SOURCE MATERIAL
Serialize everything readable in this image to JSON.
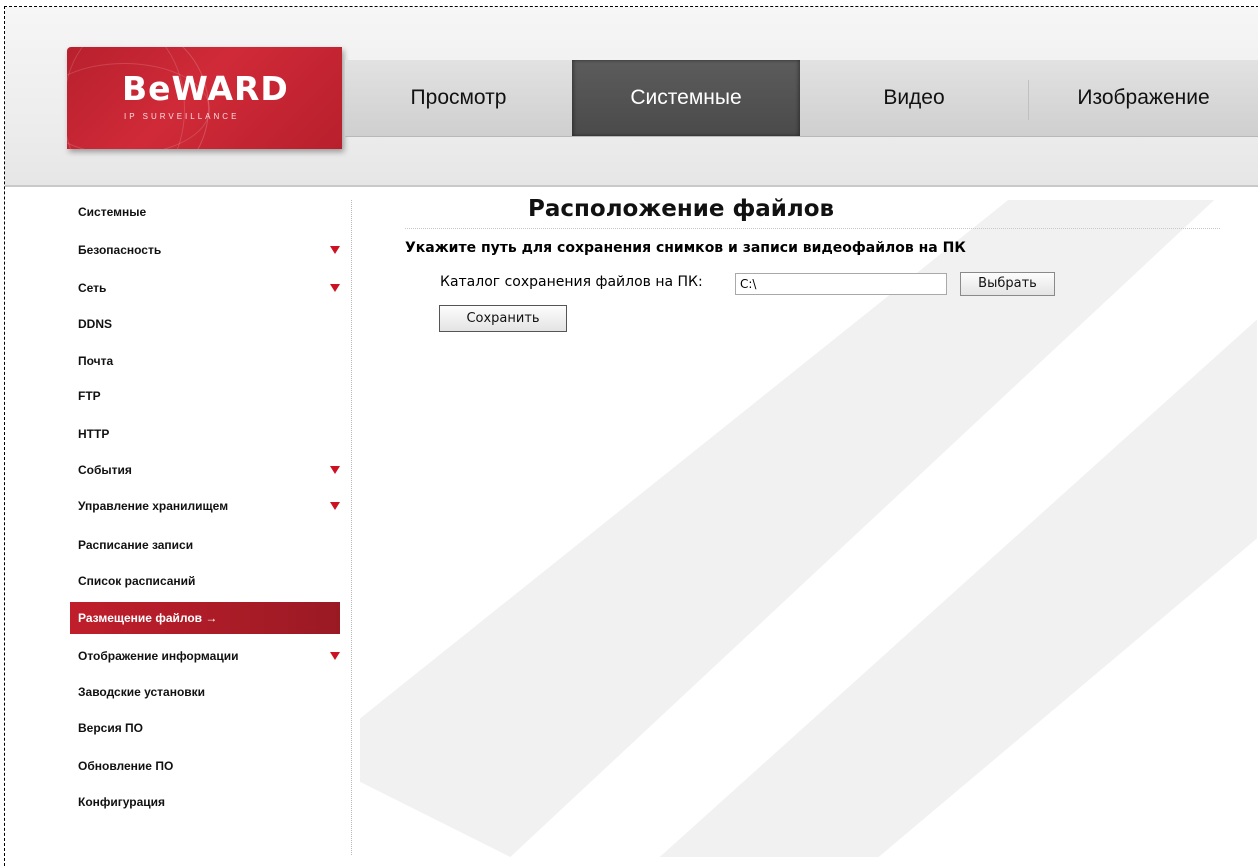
{
  "brand": {
    "name": "BeWARD",
    "tagline": "IP SURVEILLANCE"
  },
  "nav": {
    "tabs": [
      {
        "label": "Просмотр",
        "active": false
      },
      {
        "label": "Системные",
        "active": true
      },
      {
        "label": "Видео",
        "active": false
      },
      {
        "label": "Изображение",
        "active": false
      }
    ]
  },
  "sidebar": {
    "items": [
      {
        "label": "Системные"
      },
      {
        "label": "Безопасность",
        "expandable": true
      },
      {
        "label": "Сеть",
        "expandable": true
      },
      {
        "label": "DDNS"
      },
      {
        "label": "Почта"
      },
      {
        "label": "FTP"
      },
      {
        "label": "HTTP"
      },
      {
        "label": "События",
        "expandable": true
      },
      {
        "label": "Управление хранилищем",
        "expandable": true
      },
      {
        "label": "Расписание записи"
      },
      {
        "label": "Список расписаний"
      },
      {
        "label": "Размещение файлов →",
        "active": true
      },
      {
        "label": "Отображение информации",
        "expandable": true
      },
      {
        "label": "Заводские установки"
      },
      {
        "label": "Версия ПО"
      },
      {
        "label": "Обновление ПО"
      },
      {
        "label": "Конфигурация"
      }
    ]
  },
  "main": {
    "title": "Расположение файлов",
    "subtitle": "Укажите путь для сохранения снимков и записи видеофайлов на ПК",
    "path_label": "Каталог сохранения файлов на ПК:",
    "path_value": "C:\\",
    "choose_label": "Выбрать",
    "save_label": "Сохранить"
  },
  "colors": {
    "accent": "#c01e2b",
    "nav_active": "#4f4f4f",
    "triangle": "#cc1122"
  }
}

EXERCISE GOAL
Keep the pictures out of the copy and write out the data exactly as it stands.

CORRECT RESULT
Serialize everything readable in this image to JSON.
{
  "brand": {
    "name": "BeWARD",
    "tagline": "IP SURVEILLANCE"
  },
  "nav": {
    "tabs": [
      {
        "label": "Просмотр",
        "active": false
      },
      {
        "label": "Системные",
        "active": true
      },
      {
        "label": "Видео",
        "active": false
      },
      {
        "label": "Изображение",
        "active": false
      }
    ]
  },
  "sidebar": {
    "items": [
      {
        "label": "Системные"
      },
      {
        "label": "Безопасность",
        "expandable": true
      },
      {
        "label": "Сеть",
        "expandable": true
      },
      {
        "label": "DDNS"
      },
      {
        "label": "Почта"
      },
      {
        "label": "FTP"
      },
      {
        "label": "HTTP"
      },
      {
        "label": "События",
        "expandable": true
      },
      {
        "label": "Управление хранилищем",
        "expandable": true
      },
      {
        "label": "Расписание записи"
      },
      {
        "label": "Список расписаний"
      },
      {
        "label": "Размещение файлов →",
        "active": true
      },
      {
        "label": "Отображение информации",
        "expandable": true
      },
      {
        "label": "Заводские установки"
      },
      {
        "label": "Версия ПО"
      },
      {
        "label": "Обновление ПО"
      },
      {
        "label": "Конфигурация"
      }
    ]
  },
  "main": {
    "title": "Расположение файлов",
    "subtitle": "Укажите путь для сохранения снимков и записи видеофайлов на ПК",
    "path_label": "Каталог сохранения файлов на ПК:",
    "path_value": "C:\\",
    "choose_label": "Выбрать",
    "save_label": "Сохранить"
  },
  "colors": {
    "accent": "#c01e2b",
    "nav_active": "#4f4f4f",
    "triangle": "#cc1122"
  }
}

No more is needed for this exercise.